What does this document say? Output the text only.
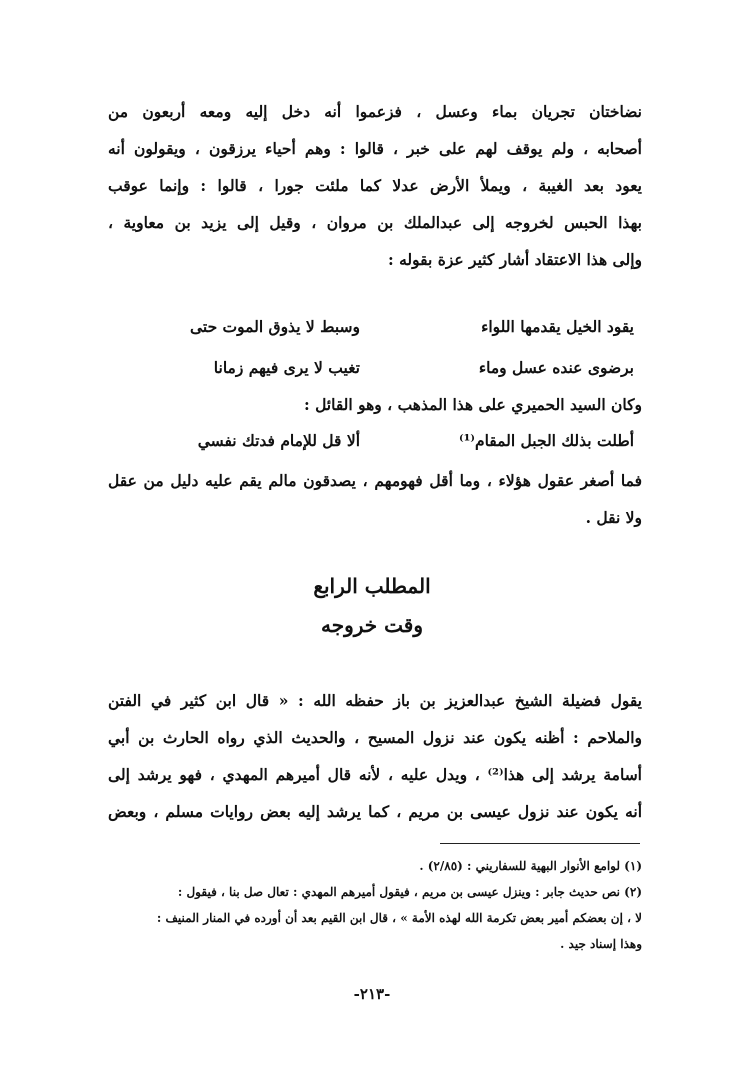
نضاختان تجريان بماء وعسل ، فزعموا أنه دخل إليه ومعه أربعون من
أصحابه ، ولم يوقف لهم على خبر ، قالوا : وهم أحياء يرزقون ، ويقولون أنه
يعود بعد الغيبة ، ويملأ الأرض عدلا كما ملئت جورا ، قالوا : وإنما عوقب
بهذا الحبس لخروجه إلى عبدالملك بن مروان ، وقيل إلى يزيد بن معاوية ،
وإلى هذا الاعتقاد أشار كثير عزة بقوله :
وسبط لا يذوق الموت حتى	يقود الخيل يقدمها اللواء
تغيب لا يرى فيهم زمانا	برضوى عنده عسل وماء
وكان السيد الحميري على هذا المذهب ، وهو القائل :
ألا قل للإمام فدتك نفسي	أطلت بذلك الجبل المقام⁽¹⁾
فما أصغر عقول هؤلاء ، وما أقل فهومهم ، يصدقون مالم يقم عليه دليل من عقل
ولا نقل .
المطلب الرابع
وقت خروجه
يقول فضيلة الشيخ عبدالعزيز بن باز حفظه الله : « قال ابن كثير في الفتن
والملاحم : أظنه يكون عند نزول المسيح ، والحديث الذي رواه الحارث بن أبي
أسامة يرشد إلى هذا⁽²⁾ ، ويدل عليه ، لأنه قال أميرهم المهدي ، فهو يرشد إلى
أنه يكون عند نزول عيسى بن مريم ، كما يرشد إليه بعض روايات مسلم ، وبعض
(١) لوامع الأنوار البهية للسفاريني : (٢/٨٥) .
(٢) نص حديث جابر : وينزل عيسى بن مريم ، فيقول أميرهم المهدي : تعال صل بنا ، فيقول :
لا ، إن بعضكم أمير بعض تكرمة الله لهذه الأمة » ، قال ابن القيم بعد أن أورده في المنار المنيف :
وهذا إسناد جيد .
-٢١٣-
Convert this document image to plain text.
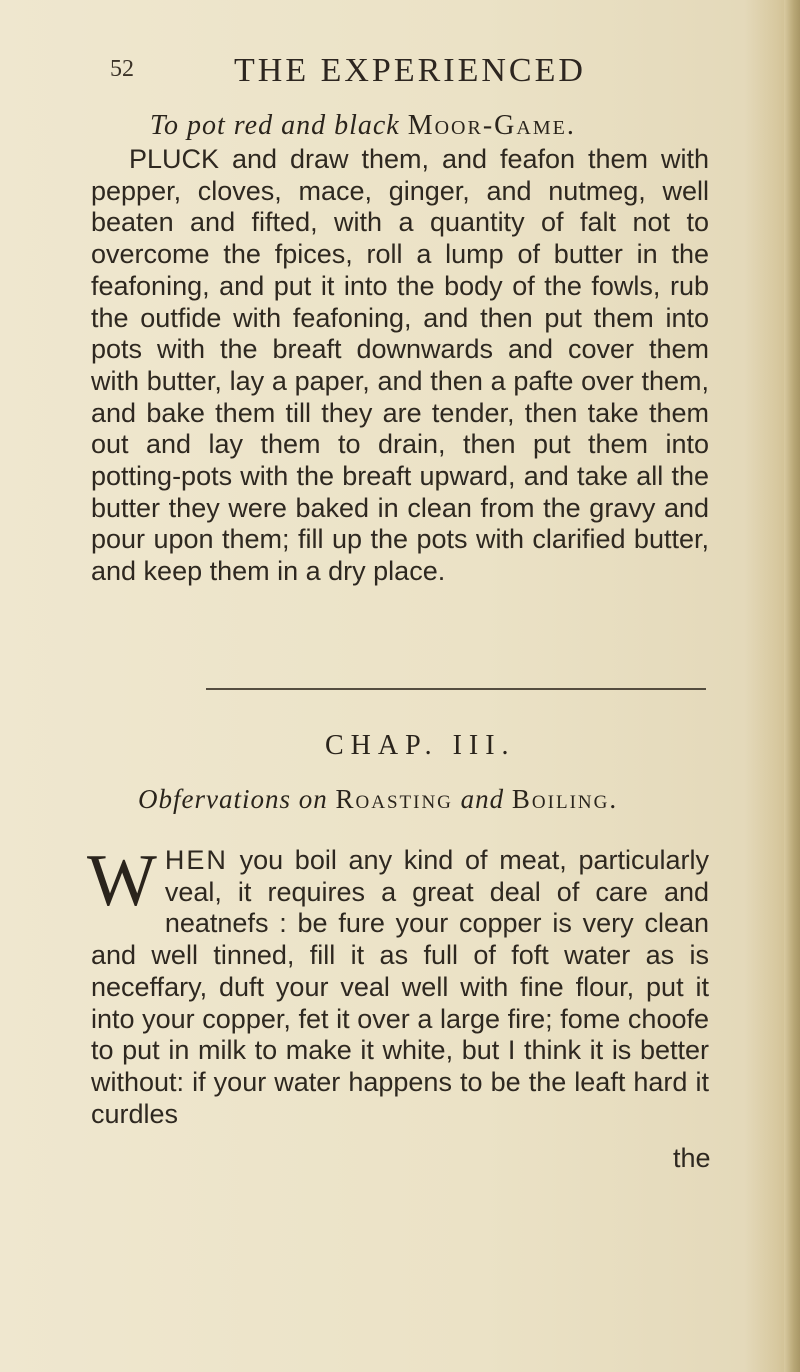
52	THE EXPERIENCED
To pot red and black Moor-Game.
PLUCK and draw them, and feafon them with pepper, cloves, mace, ginger, and nutmeg, well beaten and fifted, with a quantity of falt not to overcome the fpices, roll a lump of butter in the feafoning, and put it into the body of the fowls, rub the outfide with feafoning, and then put them into pots with the breaft downwards and cover them with butter, lay a paper, and then a pafte over them, and bake them till they are tender, then take them out and lay them to drain, then put them into potting-pots with the breaft upward, and take all the butter they were baked in clean from the gravy and pour upon them; fill up the pots with clarified butter, and keep them in a dry place.
CHAP. III.
Obfervations on Roasting and Boiling.
WHEN you boil any kind of meat, particularly veal, it requires a great deal of care and neatnefs : be fure your copper is very clean and well tinned, fill it as full of foft water as is neceffary, duft your veal well with fine flour, put it into your copper, fet it over a large fire; fome choofe to put in milk to make it white, but I think it is better without: if your water happens to be the leaft hard it curdles
the
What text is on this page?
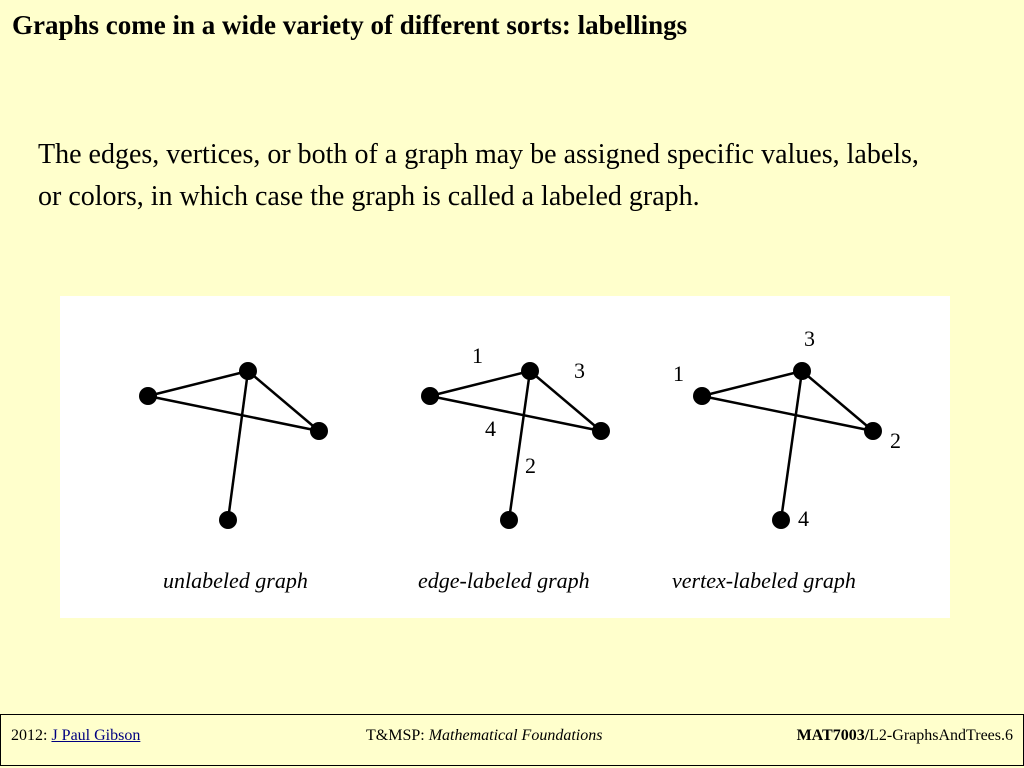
Graphs come in a wide variety of different sorts: labellings
The edges, vertices, or both of a graph may be assigned specific values, labels, or colors, in which case the graph is called a labeled graph.
unlabeled graph
1
3
4
2
edge-labeled graph
1
3
2
4
vertex-labeled graph
2012: J Paul Gibson	T&MSP: Mathematical Foundations	MAT7003/L2-GraphsAndTrees.6
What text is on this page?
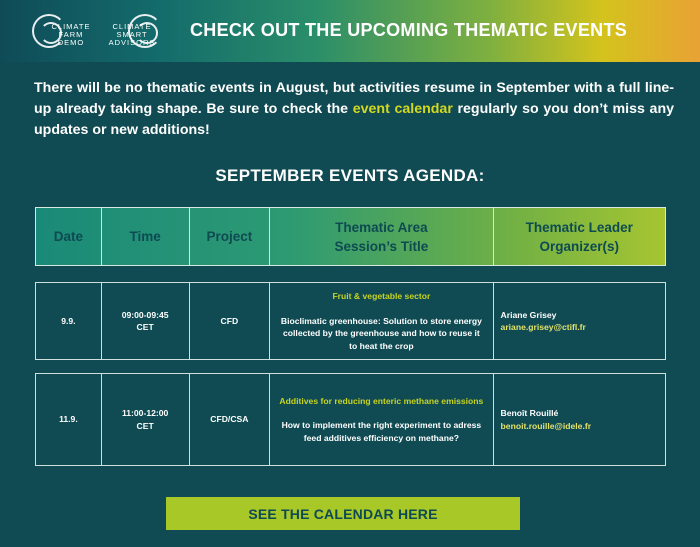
CLIMATE
FARM
DEMO
CLIMATE
SMART
ADVISORS
CHECK OUT THE UPCOMING THEMATIC EVENTS

There will be no thematic events in August, but activities resume in September with a full line-up already taking shape. Be sure to check the event calendar regularly so you don’t miss any updates or new additions!

SEPTEMBER EVENTS AGENDA:
Date	Time	Project
Thematic Area
Session’s Title
Thematic Leader
Organizer(s)
9.9.
09:00-09:45
CET
CFD
Fruit & vegetable sector
Bioclimatic greenhouse: Solution to store energy collected by the greenhouse and how to reuse it to heat the crop
Ariane Grisey
ariane.grisey@ctifl.fr
11.9.
11:00-12:00
CET
CFD/CSA
Additives for reducing enteric methane emissions
How to implement the right experiment to adress feed additives efficiency on methane?
Benoît Rouillé
benoit.rouille@idele.fr
SEE THE CALENDAR HERE
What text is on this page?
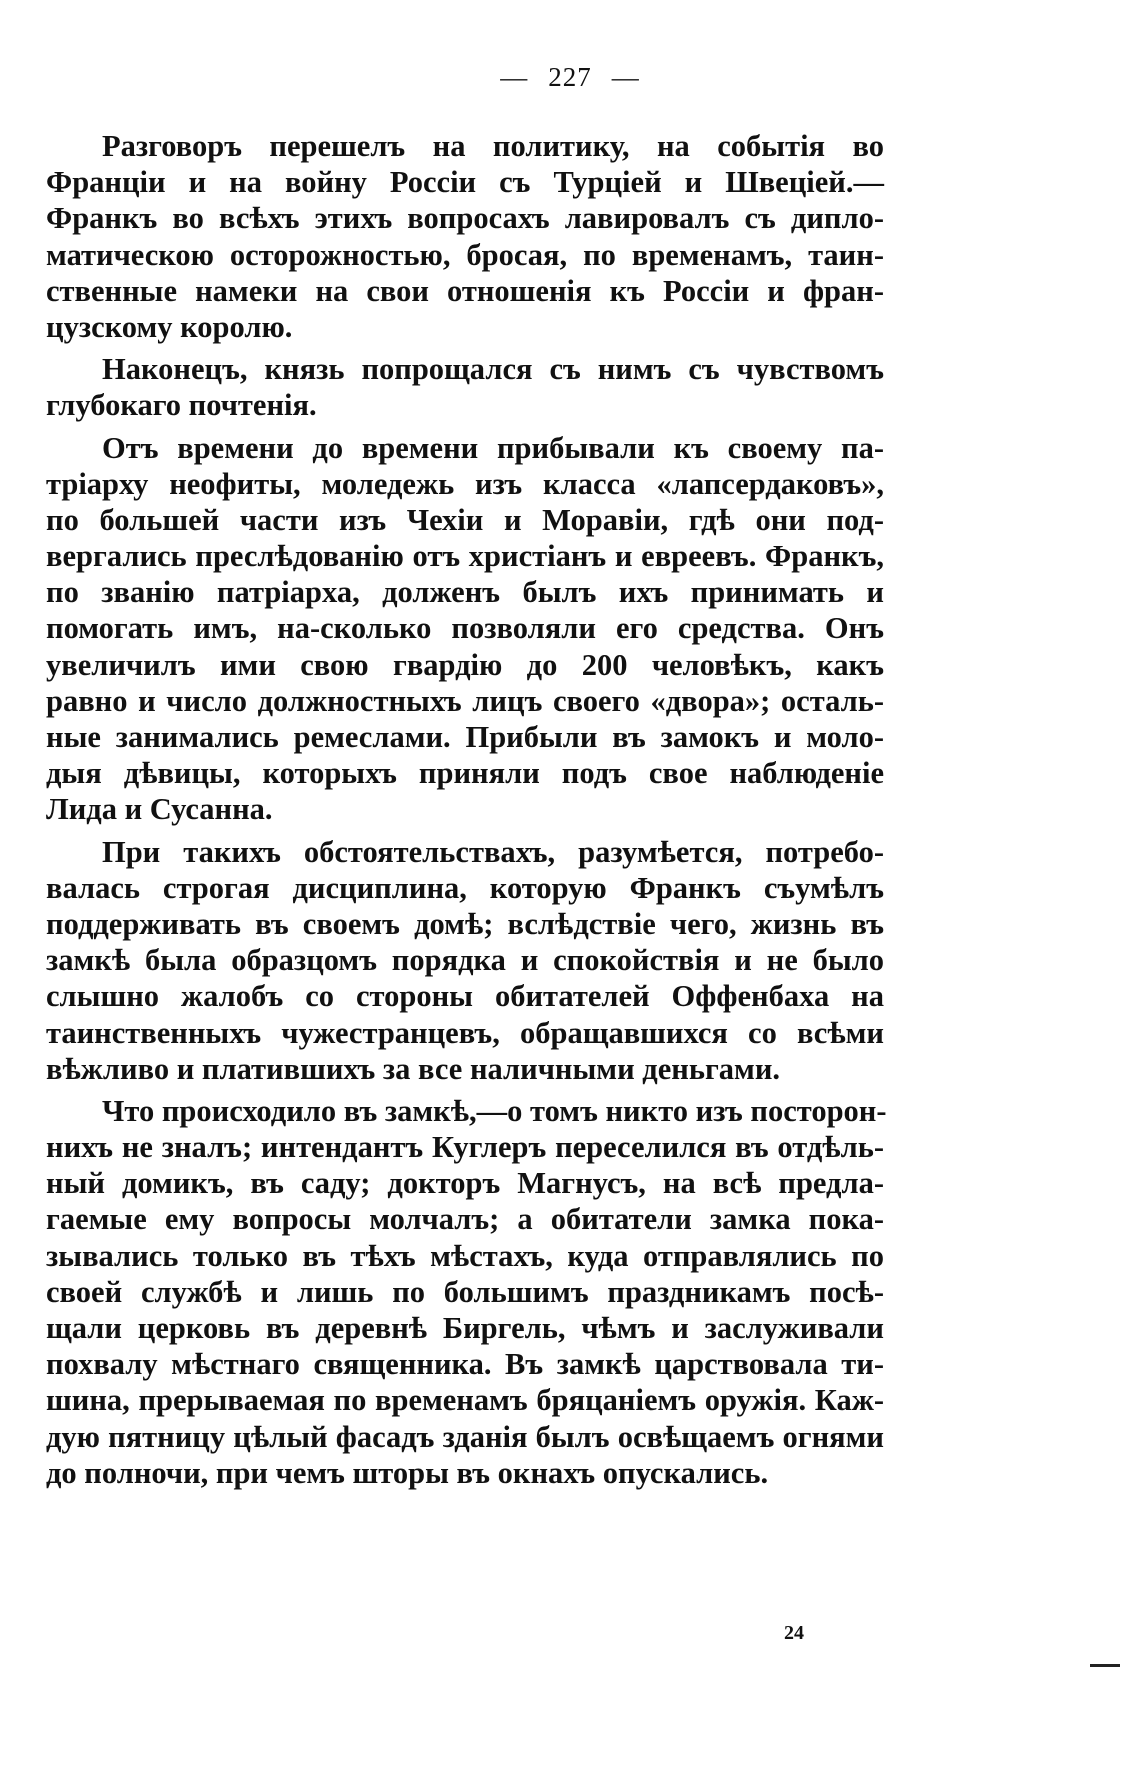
— 227 —
Разговоръ перешелъ на политику, на событія во
Франціи и на войну Россіи съ Турціей и Швеціей.—
Франкъ во всѣхъ этихъ вопросахъ лавировалъ съ дипло-
матическою осторожностью, бросая, по временамъ, таин-
ственные намеки на свои отношенія къ Россіи и фран-
цузскому королю.
Наконецъ, князь попрощался съ нимъ съ чувствомъ
глубокаго почтенія.
Отъ времени до времени прибывали къ своему па-
тріарху неофиты, моледежь изъ класса «лапсердаковъ»,
по большей части изъ Чехіи и Моравіи, гдѣ они под-
вергались преслѣдованію отъ христіанъ и евреевъ. Франкъ,
по званію патріарха, долженъ былъ ихъ принимать и
помогать имъ, на-сколько позволяли его средства. Онъ
увеличилъ ими свою гвардію до 200 человѣкъ, какъ
равно и число должностныхъ лицъ своего «двора»; осталь-
ные занимались ремеслами. Прибыли въ замокъ и моло-
дыя дѣвицы, которыхъ приняли подъ свое наблюденіе
Лида и Сусанна.
При такихъ обстоятельствахъ, разумѣется, потребо-
валась строгая дисциплина, которую Франкъ съумѣлъ
поддерживать въ своемъ домѣ; вслѣдствіе чего, жизнь въ
замкѣ была образцомъ порядка и спокойствія и не было
слышно жалобъ со стороны обитателей Оффенбаха на
таинственныхъ чужестранцевъ, обращавшихся со всѣми
вѣжливо и платившихъ за все наличными деньгами.
Что происходило въ замкѣ,—о томъ никто изъ посторон-
нихъ не зналъ; интендантъ Куглеръ переселился въ отдѣль-
ный домикъ, въ саду; докторъ Магнусъ, на всѣ предла-
гаемые ему вопросы молчалъ; а обитатели замка пока-
зывались только въ тѣхъ мѣстахъ, куда отправлялись по
своей службѣ и лишь по большимъ праздникамъ посѣ-
щали церковь въ деревнѣ Биргель, чѣмъ и заслуживали
похвалу мѣстнаго священника. Въ замкѣ царствовала ти-
шина, прерываемая по временамъ бряцаніемъ оружія. Каж-
дую пятницу цѣлый фасадъ зданія былъ освѣщаемъ огнями
до полночи, при чемъ шторы въ окнахъ опускались.
24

================

DIRECTIVE: Using the material above, gather every line that includes "نزول".

WRITTEN REPLY:
والملاحم : أظنه يكون عند نزول المسيح ، والحديث الذي رواه الحارث بن أبي
أنه يكون عند نزول عيسى بن مريم ، كما يرشد إليه بعض روايات مسلم ، وبعض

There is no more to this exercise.